* _What is needed_: Copy every line from the material below that holds "wattage".

* _Provided data_:

....

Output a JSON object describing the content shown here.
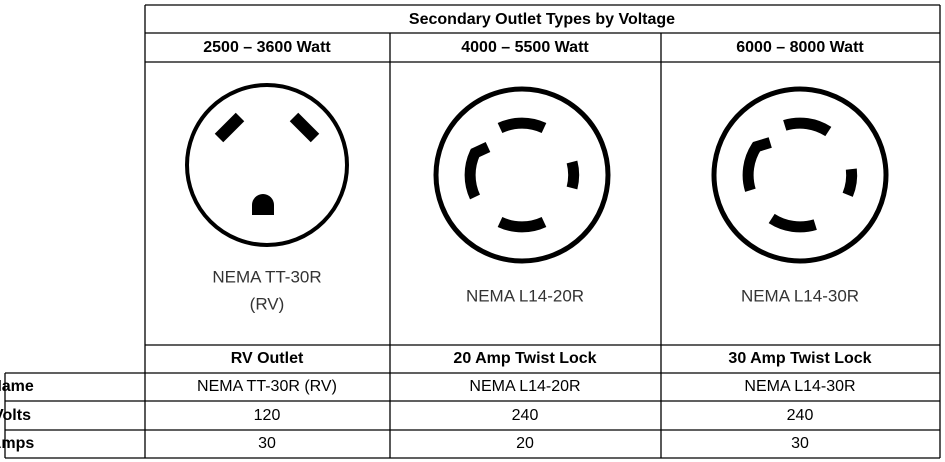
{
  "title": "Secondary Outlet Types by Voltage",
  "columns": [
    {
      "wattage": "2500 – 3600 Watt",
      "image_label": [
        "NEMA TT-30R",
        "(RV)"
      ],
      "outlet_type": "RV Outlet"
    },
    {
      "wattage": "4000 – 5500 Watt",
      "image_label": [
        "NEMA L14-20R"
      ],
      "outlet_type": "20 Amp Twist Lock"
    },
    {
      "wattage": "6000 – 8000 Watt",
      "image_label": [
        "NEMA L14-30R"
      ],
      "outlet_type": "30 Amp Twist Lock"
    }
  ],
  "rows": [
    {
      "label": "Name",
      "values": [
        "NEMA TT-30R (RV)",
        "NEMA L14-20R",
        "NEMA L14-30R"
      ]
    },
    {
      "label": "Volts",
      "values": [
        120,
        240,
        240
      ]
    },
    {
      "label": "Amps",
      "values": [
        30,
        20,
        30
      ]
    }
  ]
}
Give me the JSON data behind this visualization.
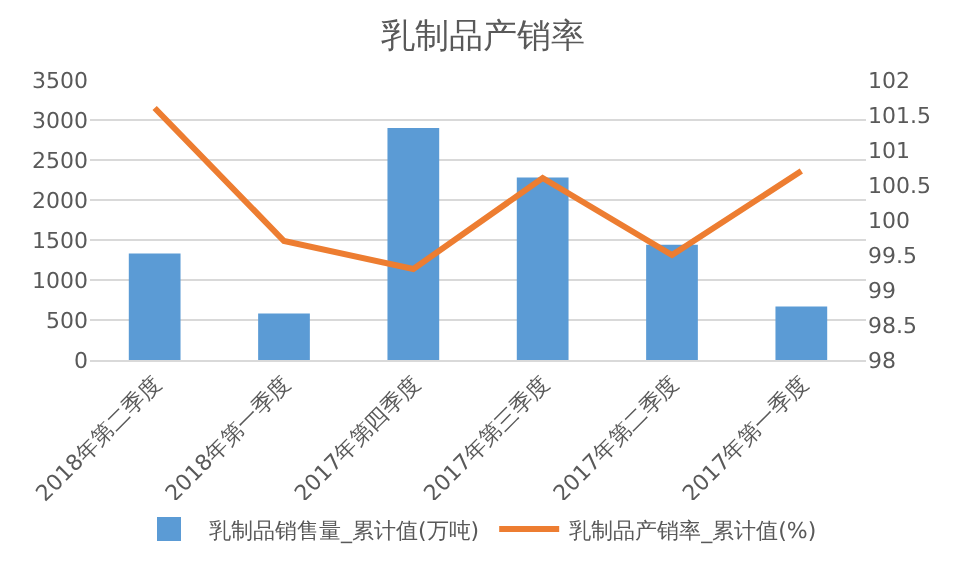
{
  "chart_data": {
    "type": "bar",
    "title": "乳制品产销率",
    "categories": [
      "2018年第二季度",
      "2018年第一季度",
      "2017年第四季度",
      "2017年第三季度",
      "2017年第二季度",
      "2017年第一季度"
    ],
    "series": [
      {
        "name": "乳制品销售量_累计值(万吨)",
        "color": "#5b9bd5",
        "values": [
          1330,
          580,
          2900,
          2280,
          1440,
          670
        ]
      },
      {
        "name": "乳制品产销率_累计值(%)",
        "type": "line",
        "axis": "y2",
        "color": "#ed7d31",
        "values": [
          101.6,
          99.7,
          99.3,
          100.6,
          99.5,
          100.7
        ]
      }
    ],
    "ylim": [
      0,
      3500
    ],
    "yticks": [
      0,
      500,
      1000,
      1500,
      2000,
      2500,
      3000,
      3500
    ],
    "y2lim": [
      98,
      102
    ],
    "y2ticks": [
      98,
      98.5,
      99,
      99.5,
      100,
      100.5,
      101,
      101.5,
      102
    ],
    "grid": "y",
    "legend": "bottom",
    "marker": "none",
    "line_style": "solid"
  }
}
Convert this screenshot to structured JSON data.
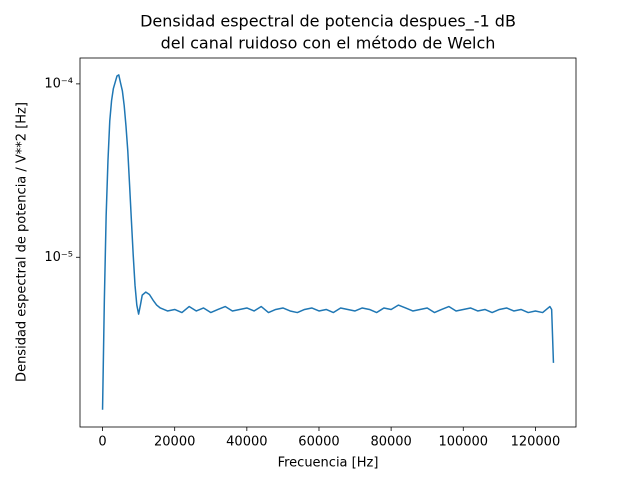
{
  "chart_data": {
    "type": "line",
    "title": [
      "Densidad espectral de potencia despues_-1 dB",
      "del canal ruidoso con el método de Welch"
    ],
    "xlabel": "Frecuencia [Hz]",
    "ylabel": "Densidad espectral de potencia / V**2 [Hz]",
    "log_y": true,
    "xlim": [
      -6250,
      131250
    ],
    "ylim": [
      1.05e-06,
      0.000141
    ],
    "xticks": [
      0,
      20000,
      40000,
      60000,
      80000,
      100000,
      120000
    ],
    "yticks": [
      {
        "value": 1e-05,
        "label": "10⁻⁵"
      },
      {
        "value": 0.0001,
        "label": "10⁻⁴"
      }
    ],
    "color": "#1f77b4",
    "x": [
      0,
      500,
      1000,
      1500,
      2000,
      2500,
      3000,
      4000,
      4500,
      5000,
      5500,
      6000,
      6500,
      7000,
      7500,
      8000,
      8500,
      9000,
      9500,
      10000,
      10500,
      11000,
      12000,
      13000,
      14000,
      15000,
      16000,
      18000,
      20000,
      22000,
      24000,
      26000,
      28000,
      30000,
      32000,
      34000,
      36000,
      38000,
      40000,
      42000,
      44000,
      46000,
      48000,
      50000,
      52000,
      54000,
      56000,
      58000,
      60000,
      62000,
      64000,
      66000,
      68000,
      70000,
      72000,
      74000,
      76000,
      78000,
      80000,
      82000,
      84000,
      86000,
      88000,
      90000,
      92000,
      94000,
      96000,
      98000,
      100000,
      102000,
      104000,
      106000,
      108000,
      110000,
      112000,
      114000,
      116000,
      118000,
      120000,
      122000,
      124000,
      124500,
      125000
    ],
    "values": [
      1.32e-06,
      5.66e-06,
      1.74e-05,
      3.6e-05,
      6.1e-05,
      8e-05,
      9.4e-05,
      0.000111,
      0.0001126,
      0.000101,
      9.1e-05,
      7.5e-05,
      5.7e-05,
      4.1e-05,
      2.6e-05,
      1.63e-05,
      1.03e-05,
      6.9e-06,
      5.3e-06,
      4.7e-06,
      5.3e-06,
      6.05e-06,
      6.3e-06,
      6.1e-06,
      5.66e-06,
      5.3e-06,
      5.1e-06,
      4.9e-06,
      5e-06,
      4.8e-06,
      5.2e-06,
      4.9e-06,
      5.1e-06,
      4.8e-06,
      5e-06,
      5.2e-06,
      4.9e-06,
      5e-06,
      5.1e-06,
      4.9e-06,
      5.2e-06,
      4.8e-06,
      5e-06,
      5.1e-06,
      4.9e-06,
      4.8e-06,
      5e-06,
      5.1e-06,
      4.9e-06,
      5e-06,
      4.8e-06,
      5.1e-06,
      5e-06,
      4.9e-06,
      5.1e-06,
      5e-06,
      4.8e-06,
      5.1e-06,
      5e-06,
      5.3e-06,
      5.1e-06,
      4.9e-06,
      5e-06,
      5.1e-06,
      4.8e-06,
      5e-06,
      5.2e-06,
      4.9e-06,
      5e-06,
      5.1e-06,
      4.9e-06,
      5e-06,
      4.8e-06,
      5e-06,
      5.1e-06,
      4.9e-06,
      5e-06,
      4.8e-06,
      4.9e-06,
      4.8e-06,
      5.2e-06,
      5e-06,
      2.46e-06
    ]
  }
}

....

* _Reply to the exercise_:
      "wattage": "2500 – 3600 Watt",
      "wattage": "4000 – 5500 Watt",
      "wattage": "6000 – 8000 Watt",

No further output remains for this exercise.